• [Set task]:
In the entries that follow, find the word "niño" and report each line it is on.

--- Start of Dataset extract ---

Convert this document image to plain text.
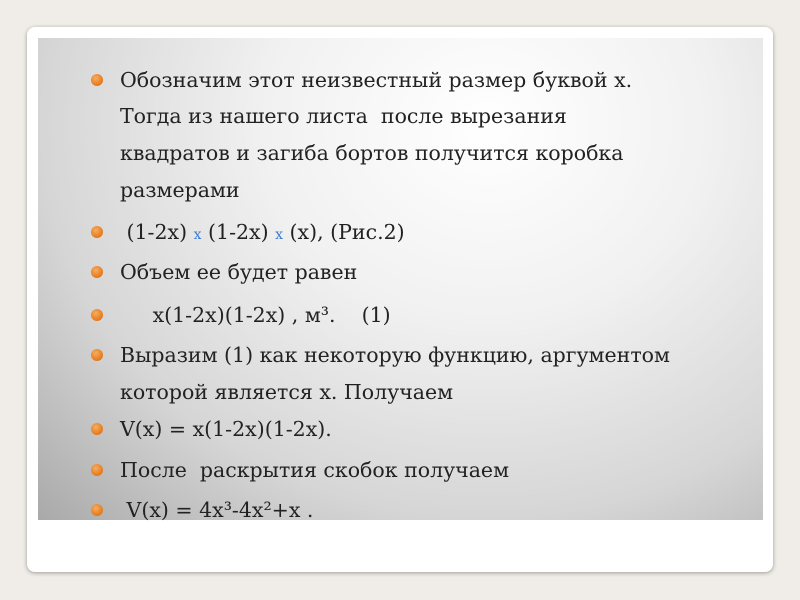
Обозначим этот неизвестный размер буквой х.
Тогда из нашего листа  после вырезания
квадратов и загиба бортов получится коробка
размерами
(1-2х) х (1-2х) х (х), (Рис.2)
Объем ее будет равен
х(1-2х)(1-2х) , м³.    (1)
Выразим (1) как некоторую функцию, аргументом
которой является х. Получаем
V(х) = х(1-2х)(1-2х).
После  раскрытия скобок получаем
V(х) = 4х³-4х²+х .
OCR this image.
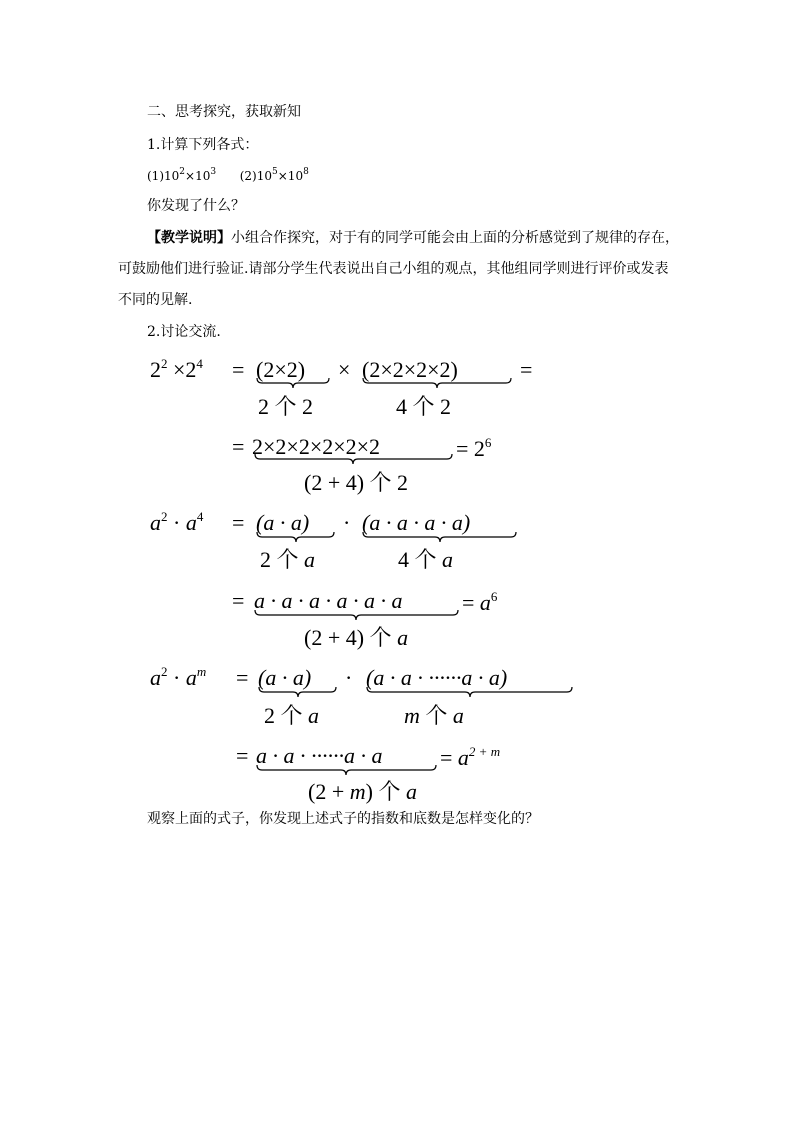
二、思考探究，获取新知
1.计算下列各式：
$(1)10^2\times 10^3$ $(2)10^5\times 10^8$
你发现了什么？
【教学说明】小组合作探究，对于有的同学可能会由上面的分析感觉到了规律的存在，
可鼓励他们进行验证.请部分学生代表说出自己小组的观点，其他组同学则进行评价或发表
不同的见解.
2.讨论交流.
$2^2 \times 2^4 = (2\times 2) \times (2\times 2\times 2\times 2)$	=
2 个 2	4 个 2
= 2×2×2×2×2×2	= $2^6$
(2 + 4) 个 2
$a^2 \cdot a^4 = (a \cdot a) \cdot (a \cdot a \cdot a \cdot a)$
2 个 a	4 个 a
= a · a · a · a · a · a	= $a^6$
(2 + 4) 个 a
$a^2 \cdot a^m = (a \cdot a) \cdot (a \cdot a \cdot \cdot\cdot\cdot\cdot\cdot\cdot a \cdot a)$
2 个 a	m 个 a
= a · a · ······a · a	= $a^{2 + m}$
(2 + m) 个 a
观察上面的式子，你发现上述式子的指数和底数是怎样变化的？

--- End of Dataset extract ---
--- Start of Dataset extract ---

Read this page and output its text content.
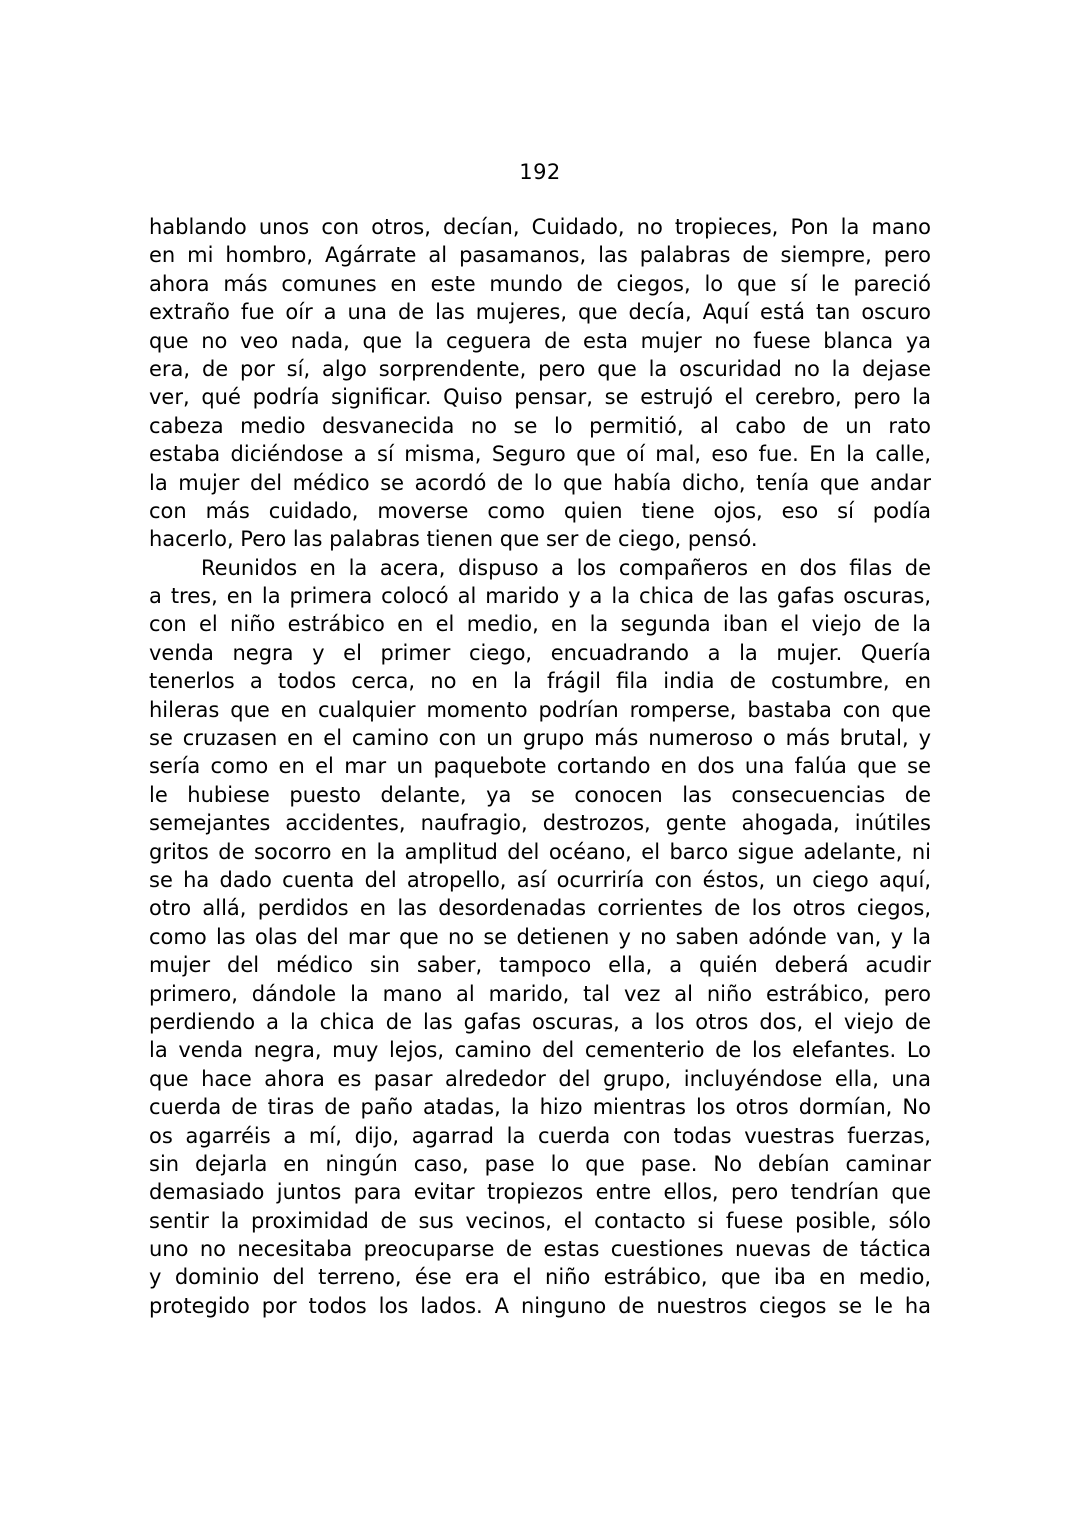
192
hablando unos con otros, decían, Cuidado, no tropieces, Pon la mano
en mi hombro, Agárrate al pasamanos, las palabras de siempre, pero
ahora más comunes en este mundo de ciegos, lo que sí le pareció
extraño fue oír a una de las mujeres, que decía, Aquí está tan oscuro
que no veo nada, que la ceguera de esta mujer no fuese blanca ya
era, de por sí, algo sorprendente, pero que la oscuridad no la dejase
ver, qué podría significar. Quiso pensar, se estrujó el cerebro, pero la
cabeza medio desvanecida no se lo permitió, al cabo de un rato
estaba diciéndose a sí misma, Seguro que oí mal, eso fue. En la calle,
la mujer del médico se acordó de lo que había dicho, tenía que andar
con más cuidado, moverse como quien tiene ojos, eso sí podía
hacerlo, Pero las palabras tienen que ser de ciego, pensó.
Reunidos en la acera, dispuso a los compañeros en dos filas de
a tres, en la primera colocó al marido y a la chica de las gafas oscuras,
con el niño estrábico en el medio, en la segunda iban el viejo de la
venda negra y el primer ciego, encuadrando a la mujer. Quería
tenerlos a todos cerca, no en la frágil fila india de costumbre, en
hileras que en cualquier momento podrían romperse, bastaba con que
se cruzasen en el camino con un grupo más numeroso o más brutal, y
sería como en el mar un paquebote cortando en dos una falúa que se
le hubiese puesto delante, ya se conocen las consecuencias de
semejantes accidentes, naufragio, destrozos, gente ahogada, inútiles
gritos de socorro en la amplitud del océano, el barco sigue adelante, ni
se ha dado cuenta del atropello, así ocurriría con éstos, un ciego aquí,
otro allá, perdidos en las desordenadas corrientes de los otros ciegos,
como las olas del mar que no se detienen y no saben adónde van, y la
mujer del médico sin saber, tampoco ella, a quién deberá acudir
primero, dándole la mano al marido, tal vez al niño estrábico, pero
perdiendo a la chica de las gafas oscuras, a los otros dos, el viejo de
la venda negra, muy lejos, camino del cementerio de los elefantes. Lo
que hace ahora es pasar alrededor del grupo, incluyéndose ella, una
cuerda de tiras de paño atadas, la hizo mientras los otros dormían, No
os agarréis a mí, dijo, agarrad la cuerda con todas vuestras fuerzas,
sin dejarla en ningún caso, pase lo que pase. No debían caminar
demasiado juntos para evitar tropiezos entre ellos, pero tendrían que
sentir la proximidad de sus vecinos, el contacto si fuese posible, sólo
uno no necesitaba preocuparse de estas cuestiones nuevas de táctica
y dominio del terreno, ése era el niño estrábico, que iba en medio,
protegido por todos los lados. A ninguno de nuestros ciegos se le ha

--- End of Dataset extract ---

• [The answer]:
con el niño estrábico en el medio, en la segunda iban el viejo de la
primero, dándole la mano al marido, tal vez al niño estrábico, pero
y dominio del terreno, ése era el niño estrábico, que iba en medio,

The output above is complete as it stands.